What to work on » Look for the string "коммунальных" and copy every line that has it.

Entries provided »

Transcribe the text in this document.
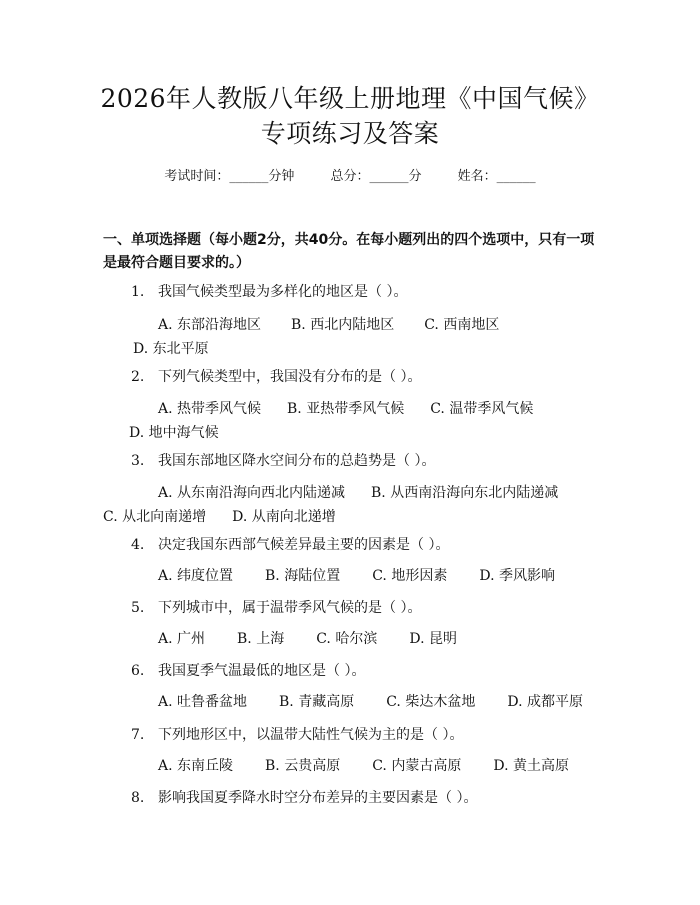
2026年人教版八年级上册地理《中国气候》
专项练习及答案
考试时间：______分钟	总分：______分	姓名：______
一、单项选择题（每小题2分，共40分。在每小题列出的四个选项中，只有一项是最符合题目要求的。）
1. 我国气候类型最为多样化的地区是（ ）。
A. 东部沿海地区 B. 西北内陆地区 C. 西南地区D. 东北平原
2. 下列气候类型中，我国没有分布的是（ ）。
A. 热带季风气候 B. 亚热带季风气候 C. 温带季风气候D. 地中海气候
3. 我国东部地区降水空间分布的总趋势是（ ）。
A. 从东南沿海向西北内陆递减 B. 从西南沿海向东北内陆递减C. 从北向南递增 D. 从南向北递增
4. 决定我国东西部气候差异最主要的因素是（ ）。
A. 纬度位置 B. 海陆位置 C. 地形因素 D. 季风影响
5. 下列城市中，属于温带季风气候的是（ ）。
A. 广州 B. 上海 C. 哈尔滨 D. 昆明
6. 我国夏季气温最低的地区是（ ）。
A. 吐鲁番盆地 B. 青藏高原 C. 柴达木盆地 D. 成都平原
7. 下列地形区中，以温带大陆性气候为主的是（ ）。
A. 东南丘陵 B. 云贵高原 C. 内蒙古高原 D. 黄土高原
8. 影响我国夏季降水时空分布差异的主要因素是（ ）。
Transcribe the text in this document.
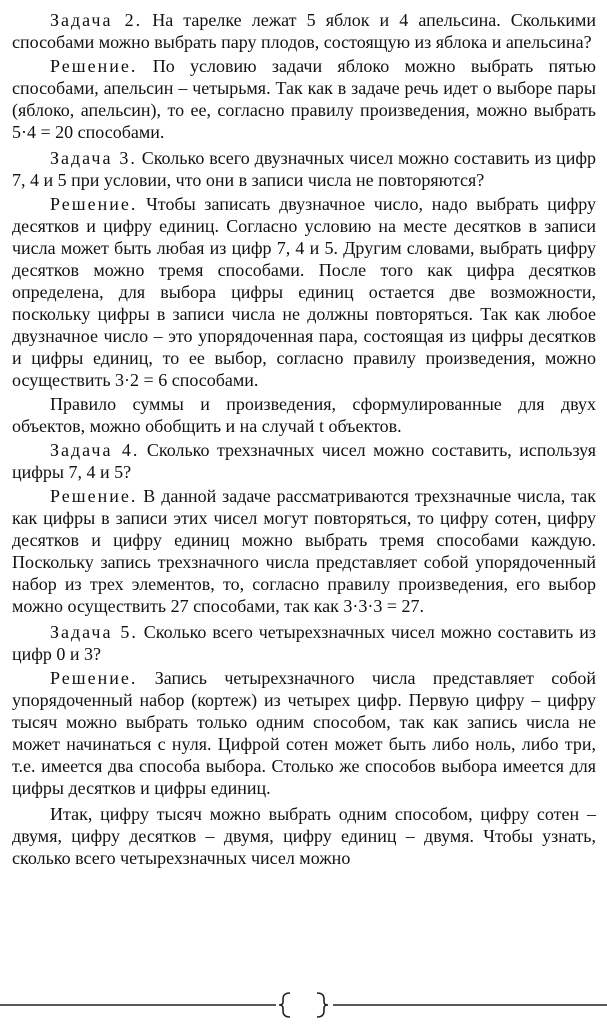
Задача 2. На тарелке лежат 5 яблок и 4 апельсина. Сколькими способами можно выбрать пару плодов, состоящую из яблока и апельсина?

Решение. По условию задачи яблоко можно выбрать пятью способами, апельсин – четырьмя. Так как в задаче речь идет о выборе пары (яблоко, апельсин), то ее, согласно правилу произведения, можно выбрать 5·4 = 20 способами.

Задача 3. Сколько всего двузначных чисел можно составить из цифр 7, 4 и 5 при условии, что они в записи числа не повторяются?

Решение. Чтобы записать двузначное число, надо выбрать цифру десятков и цифру единиц. Согласно условию на месте десятков в записи числа может быть любая из цифр 7, 4 и 5. Другим словами, выбрать цифру десятков можно тремя способами. После того как цифра десятков определена, для выбора цифры единиц остается две возможности, поскольку цифры в записи числа не должны повторяться. Так как любое двузначное число – это упорядоченная пара, состоящая из цифры десятков и цифры единиц, то ее выбор, согласно правилу произведения, можно осуществить 3·2 = 6 способами.

Правило суммы и произведения, сформулированные для двух объектов, можно обобщить и на случай t объектов.

Задача 4. Сколько трехзначных чисел можно составить, используя цифры 7, 4 и 5?

Решение. В данной задаче рассматриваются трехзначные числа, так как цифры в записи этих чисел могут повторяться, то цифру сотен, цифру десятков и цифру единиц можно выбрать тремя способами каждую. Поскольку запись трехзначного числа представляет собой упорядоченный набор из трех элементов, то, согласно правилу произведения, его выбор можно осуществить 27 способами, так как 3·3·3 = 27.

Задача 5. Сколько всего четырехзначных чисел можно составить из цифр 0 и 3?

Решение. Запись четырехзначного числа представляет собой упорядоченный набор (кортеж) из четырех цифр. Первую цифру – цифру тысяч можно выбрать только одним способом, так как запись числа не может начинаться с нуля. Цифрой сотен может быть либо ноль, либо три, т.е. имеется два способа выбора. Столько же способов выбора имеется для цифры десятков и цифры единиц.

Итак, цифру тысяч можно выбрать одним способом, цифру сотен – двумя, цифру десятков – двумя, цифру единиц – двумя. Чтобы узнать, сколько всего четырехзначных чисел можно
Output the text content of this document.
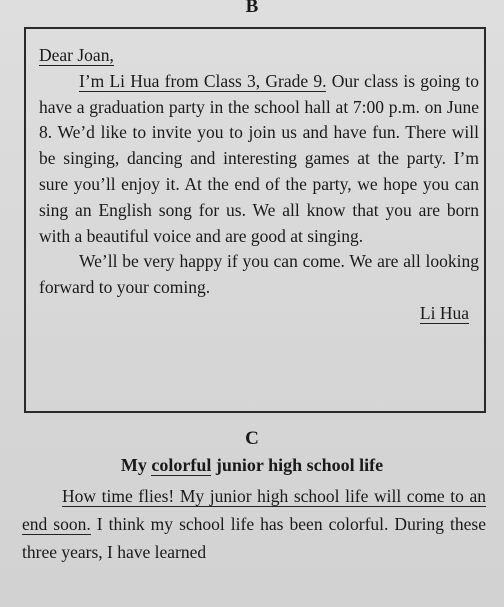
B

Dear Joan,

I’m Li Hua from Class 3, Grade 9. Our class is going to have a graduation party in the school hall at 7:00 p.m. on June 8. We’d like to invite you to join us and have fun. There will be singing, dancing and interesting games at the party. I’m sure you’ll enjoy it. At the end of the party, we hope you can sing an English song for us. We all know that you are born with a beautiful voice and are good at singing.

We’ll be very happy if you can come. We are all looking forward to your coming.

Li Hua

C
My colorful junior high school life

How time flies! My junior high school life will come to an end soon. I think my school life has been colorful. During these three years, I have learned
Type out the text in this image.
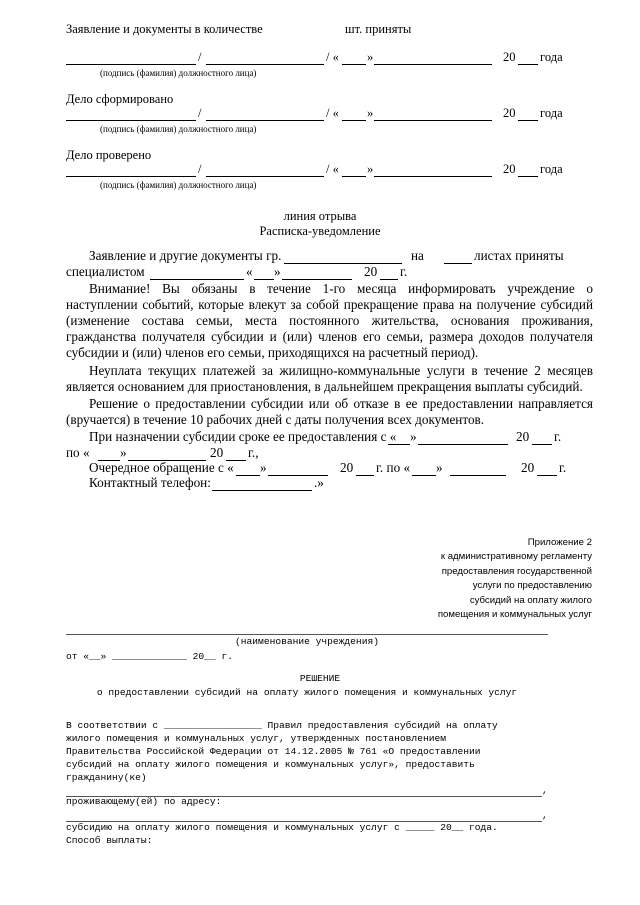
Заявление и документы в количестве	шт. приняты
/	/ « »	20 года
(подпись (фамилия) должностного лица)
Дело сформировано
/	/ « »	20 года
(подпись (фамилия) должностного лица)
Дело проверено
/	/ « »	20 года
(подпись (фамилия) должностного лица)
линия отрыва
Расписка-уведомление
Заявление и другие документы гр.	на	листах приняты
специалистом	« »	20 г.
Внимание! Вы обязаны в течение 1-го месяца информировать учреждение о
наступлении событий, которые влекут за собой прекращение права на получение субсидий
(изменение состава семьи, места постоянного жительства, основания проживания,
гражданства получателя субсидии и (или) членов его семьи, размера доходов получателя
субсидии и (или) членов его семьи, приходящихся на расчетный период).
Неуплата текущих платежей за жилищно-коммунальные услуги в течение 2 месяцев
является основанием для приостановления, в дальнейшем прекращения выплаты субсидий.
Решение о предоставлении субсидии или об отказе в ее предоставлении направляется
(вручается) в течение 10 рабочих дней с даты получения всех документов.
При назначении субсидии сроке ее предоставления с « »	20 г.
по « »	20 г.,
Очередное обращение с « »	20 г. по « »	20 г.
Контактный телефон:	.»
Приложение 2
к административному регламенту
предоставления государственной
услуги по предоставлению
субсидий на оплату жилого
помещения и коммунальных услуг
(наименование учреждения)
от «__» _____________ 20__ г.
РЕШЕНИЕ
о предоставлении субсидий на оплату жилого помещения и коммунальных услуг
В соответствии с _________________ Правил предоставления субсидий на оплату
жилого помещения и коммунальных услуг, утвержденных постановлением
Правительства Российской Федерации от 14.12.2005 № 761 «О предоставлении
субсидий на оплату жилого помещения и коммунальных услуг», предоставить
гражданину(ке)
,
проживающему(ей) по адресу:
,
субсидию на оплату жилого помещения и коммунальных услуг с _____ 20__ года.
Способ выплаты:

Answer for the task »
помещения и коммунальных услуг
о предоставлении субсидий на оплату жилого помещения и коммунальных услуг
жилого помещения и коммунальных услуг, утвержденных постановлением
субсидий на оплату жилого помещения и коммунальных услуг», предоставить
субсидию на оплату жилого помещения и коммунальных услуг с _____ 20__ года.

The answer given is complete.